# START OF Exercise materials
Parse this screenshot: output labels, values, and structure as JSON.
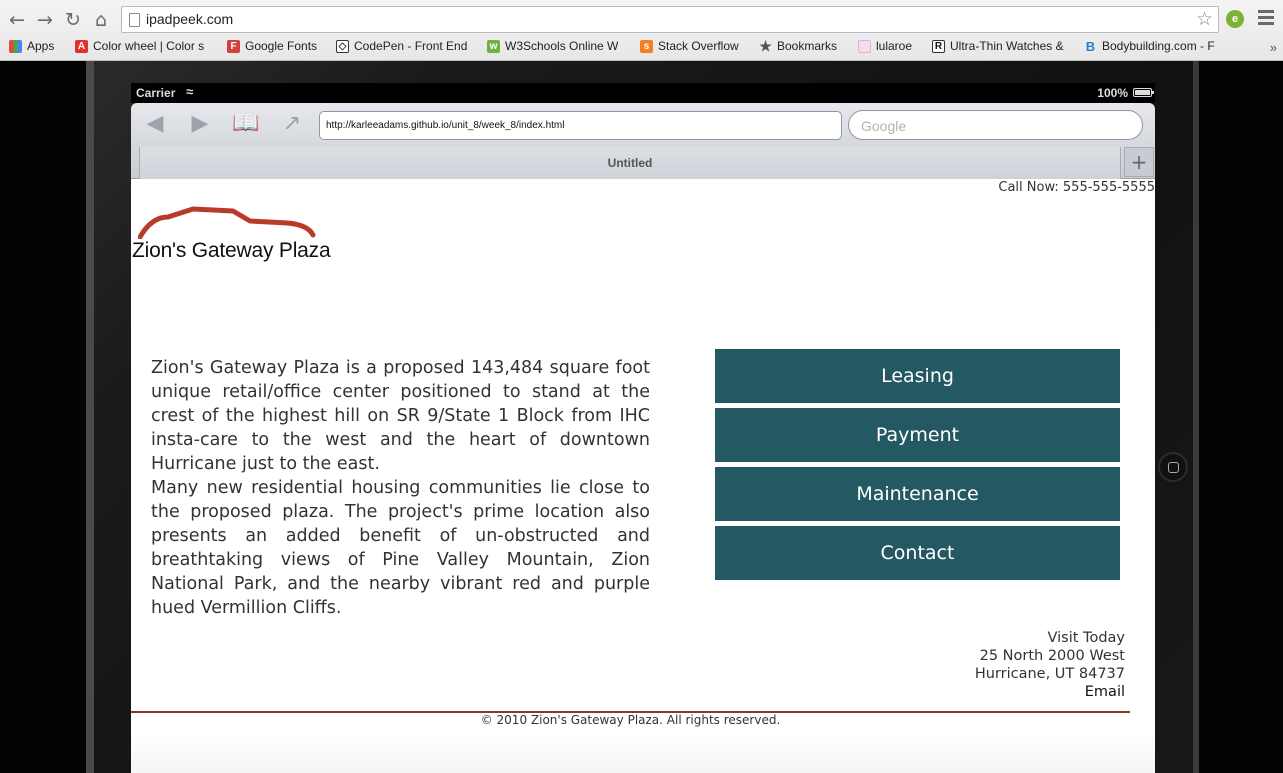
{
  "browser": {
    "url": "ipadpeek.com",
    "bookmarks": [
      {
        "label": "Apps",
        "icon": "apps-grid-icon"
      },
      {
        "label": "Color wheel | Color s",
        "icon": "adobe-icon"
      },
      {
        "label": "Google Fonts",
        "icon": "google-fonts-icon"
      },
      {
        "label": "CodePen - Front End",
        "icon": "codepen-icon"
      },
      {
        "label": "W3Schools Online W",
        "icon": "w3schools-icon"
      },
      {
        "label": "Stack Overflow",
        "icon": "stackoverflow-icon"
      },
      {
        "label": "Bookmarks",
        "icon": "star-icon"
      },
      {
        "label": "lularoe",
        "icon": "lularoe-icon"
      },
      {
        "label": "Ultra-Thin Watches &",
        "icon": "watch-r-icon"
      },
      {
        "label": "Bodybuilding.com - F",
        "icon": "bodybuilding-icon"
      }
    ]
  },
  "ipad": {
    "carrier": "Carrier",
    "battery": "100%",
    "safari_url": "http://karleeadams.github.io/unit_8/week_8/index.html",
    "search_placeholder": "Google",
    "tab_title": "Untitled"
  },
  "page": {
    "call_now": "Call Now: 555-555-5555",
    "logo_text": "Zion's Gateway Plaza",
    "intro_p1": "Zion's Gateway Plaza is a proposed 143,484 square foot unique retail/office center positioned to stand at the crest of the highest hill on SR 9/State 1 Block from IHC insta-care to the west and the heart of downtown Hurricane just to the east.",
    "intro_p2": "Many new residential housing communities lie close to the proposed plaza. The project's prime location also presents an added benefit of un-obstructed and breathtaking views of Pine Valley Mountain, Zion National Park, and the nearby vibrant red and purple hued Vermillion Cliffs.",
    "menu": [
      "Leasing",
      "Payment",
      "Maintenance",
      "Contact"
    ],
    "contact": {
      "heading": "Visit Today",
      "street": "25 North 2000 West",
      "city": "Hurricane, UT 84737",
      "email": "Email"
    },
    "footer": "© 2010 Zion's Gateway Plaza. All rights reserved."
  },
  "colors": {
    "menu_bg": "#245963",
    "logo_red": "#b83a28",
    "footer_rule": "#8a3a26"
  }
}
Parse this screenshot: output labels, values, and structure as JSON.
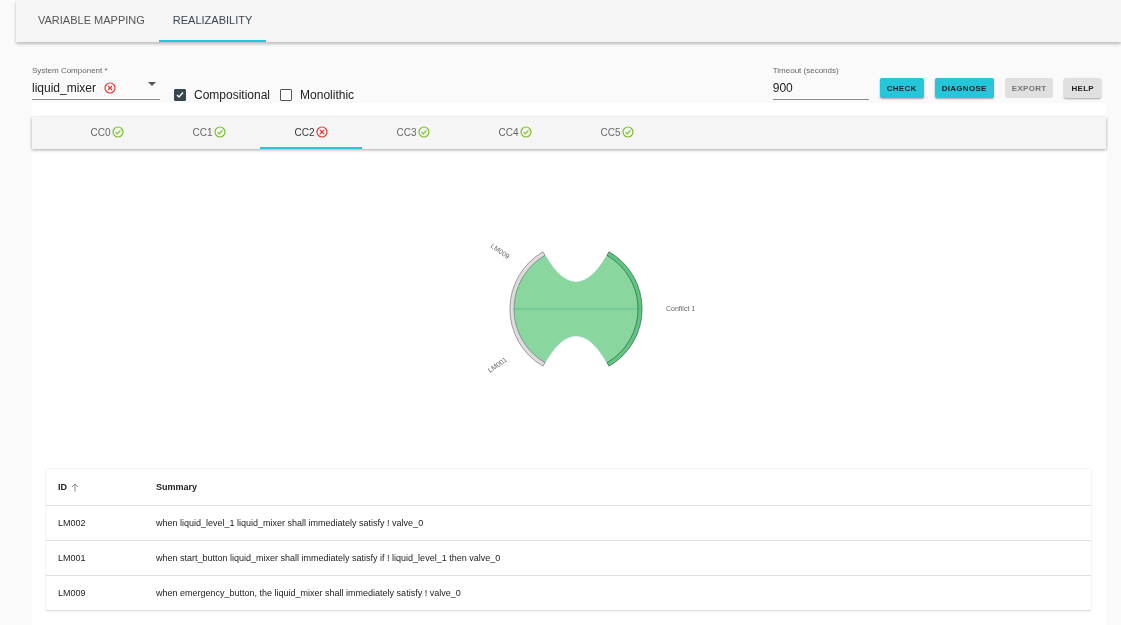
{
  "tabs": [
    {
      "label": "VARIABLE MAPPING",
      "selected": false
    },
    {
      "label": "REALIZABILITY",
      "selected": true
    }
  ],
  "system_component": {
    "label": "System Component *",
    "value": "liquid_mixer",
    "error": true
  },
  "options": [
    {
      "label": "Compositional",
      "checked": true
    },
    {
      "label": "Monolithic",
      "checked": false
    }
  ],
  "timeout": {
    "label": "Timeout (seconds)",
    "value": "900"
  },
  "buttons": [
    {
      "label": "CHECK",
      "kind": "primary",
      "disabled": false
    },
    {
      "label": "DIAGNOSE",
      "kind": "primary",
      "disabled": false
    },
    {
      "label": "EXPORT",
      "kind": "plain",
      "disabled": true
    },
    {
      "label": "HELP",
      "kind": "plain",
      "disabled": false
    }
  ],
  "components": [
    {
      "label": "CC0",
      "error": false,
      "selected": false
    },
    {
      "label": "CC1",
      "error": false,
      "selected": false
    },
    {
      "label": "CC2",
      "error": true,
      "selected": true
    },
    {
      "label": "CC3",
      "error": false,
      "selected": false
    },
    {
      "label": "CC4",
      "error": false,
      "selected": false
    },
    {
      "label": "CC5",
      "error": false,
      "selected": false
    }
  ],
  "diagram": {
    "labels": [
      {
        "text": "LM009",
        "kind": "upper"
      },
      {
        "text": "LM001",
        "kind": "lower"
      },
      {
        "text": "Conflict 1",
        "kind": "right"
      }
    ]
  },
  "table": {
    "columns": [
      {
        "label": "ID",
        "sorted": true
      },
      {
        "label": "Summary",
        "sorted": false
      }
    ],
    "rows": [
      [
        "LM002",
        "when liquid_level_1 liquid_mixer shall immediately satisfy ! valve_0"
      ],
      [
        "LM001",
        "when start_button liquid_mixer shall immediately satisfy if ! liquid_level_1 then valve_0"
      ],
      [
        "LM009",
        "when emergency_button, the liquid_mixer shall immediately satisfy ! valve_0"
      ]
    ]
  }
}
# END OF Exercise materials
__What you need to do__
Copy each line of the preceding data that contains the string "when".

__Reply__
        "when liquid_level_1 liquid_mixer shall immediately satisfy ! valve_0"
        "when start_button liquid_mixer shall immediately satisfy if ! liquid_level_1 then valve_0"
        "when emergency_button, the liquid_mixer shall immediately satisfy ! valve_0"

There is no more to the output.